*WHAT TO PRODUCE*. Reproduce all entries precisely as they are written.

Records from a data collection:

+--

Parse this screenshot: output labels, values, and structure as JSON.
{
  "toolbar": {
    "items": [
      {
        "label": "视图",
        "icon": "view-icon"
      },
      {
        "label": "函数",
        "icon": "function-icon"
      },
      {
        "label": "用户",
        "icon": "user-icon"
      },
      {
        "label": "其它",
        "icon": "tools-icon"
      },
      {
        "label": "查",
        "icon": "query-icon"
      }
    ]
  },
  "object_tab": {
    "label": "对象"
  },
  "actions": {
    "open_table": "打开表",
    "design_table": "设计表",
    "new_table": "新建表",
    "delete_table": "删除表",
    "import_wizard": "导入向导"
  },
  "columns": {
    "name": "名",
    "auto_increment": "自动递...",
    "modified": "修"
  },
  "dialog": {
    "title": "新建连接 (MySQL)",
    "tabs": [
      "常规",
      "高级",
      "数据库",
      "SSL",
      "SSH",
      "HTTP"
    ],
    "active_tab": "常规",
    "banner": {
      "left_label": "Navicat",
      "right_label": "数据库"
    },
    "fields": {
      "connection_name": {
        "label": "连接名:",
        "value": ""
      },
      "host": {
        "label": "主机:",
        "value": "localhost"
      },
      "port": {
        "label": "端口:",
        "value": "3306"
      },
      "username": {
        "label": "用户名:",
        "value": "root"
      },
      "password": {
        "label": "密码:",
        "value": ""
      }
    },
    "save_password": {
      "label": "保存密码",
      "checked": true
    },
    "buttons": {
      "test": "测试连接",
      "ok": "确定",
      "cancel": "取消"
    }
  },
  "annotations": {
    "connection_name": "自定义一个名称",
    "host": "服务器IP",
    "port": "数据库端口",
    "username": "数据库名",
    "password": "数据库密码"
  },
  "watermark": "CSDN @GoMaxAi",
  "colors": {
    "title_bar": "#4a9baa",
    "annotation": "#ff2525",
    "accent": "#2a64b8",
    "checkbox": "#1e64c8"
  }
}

+--

*OUTPUT BELOW*.
Parse this screenshot: output labels, values, and structure as JSON.
{
  "toolbar": {
    "items": [
      {
        "label": "视图",
        "icon": "view-icon"
      },
      {
        "label": "函数",
        "icon": "function-icon"
      },
      {
        "label": "用户",
        "icon": "user-icon"
      },
      {
        "label": "其它",
        "icon": "tools-icon"
      },
      {
        "label": "查",
        "icon": "query-icon"
      }
    ]
  },
  "object_tab": {
    "label": "对象"
  },
  "actions": {
    "open_table": "打开表",
    "design_table": "设计表",
    "new_table": "新建表",
    "delete_table": "删除表",
    "import_wizard": "导入向导"
  },
  "columns": {
    "name": "名",
    "auto_increment": "自动递...",
    "modified": "修"
  },
  "dialog": {
    "title": "新建连接 (MySQL)",
    "tabs": [
      "常规",
      "高级",
      "数据库",
      "SSL",
      "SSH",
      "HTTP"
    ],
    "active_tab": "常规",
    "banner": {
      "left_label": "Navicat",
      "right_label": "数据库"
    },
    "fields": {
      "connection_name": {
        "label": "连接名:",
        "value": ""
      },
      "host": {
        "label": "主机:",
        "value": "localhost"
      },
      "port": {
        "label": "端口:",
        "value": "3306"
      },
      "username": {
        "label": "用户名:",
        "value": "root"
      },
      "password": {
        "label": "密码:",
        "value": ""
      }
    },
    "save_password": {
      "label": "保存密码",
      "checked": true
    },
    "buttons": {
      "test": "测试连接",
      "ok": "确定",
      "cancel": "取消"
    }
  },
  "annotations": {
    "connection_name": "自定义一个名称",
    "host": "服务器IP",
    "port": "数据库端口",
    "username": "数据库名",
    "password": "数据库密码"
  },
  "watermark": "CSDN @GoMaxAi",
  "colors": {
    "title_bar": "#4a9baa",
    "annotation": "#ff2525",
    "accent": "#2a64b8",
    "checkbox": "#1e64c8"
  }
}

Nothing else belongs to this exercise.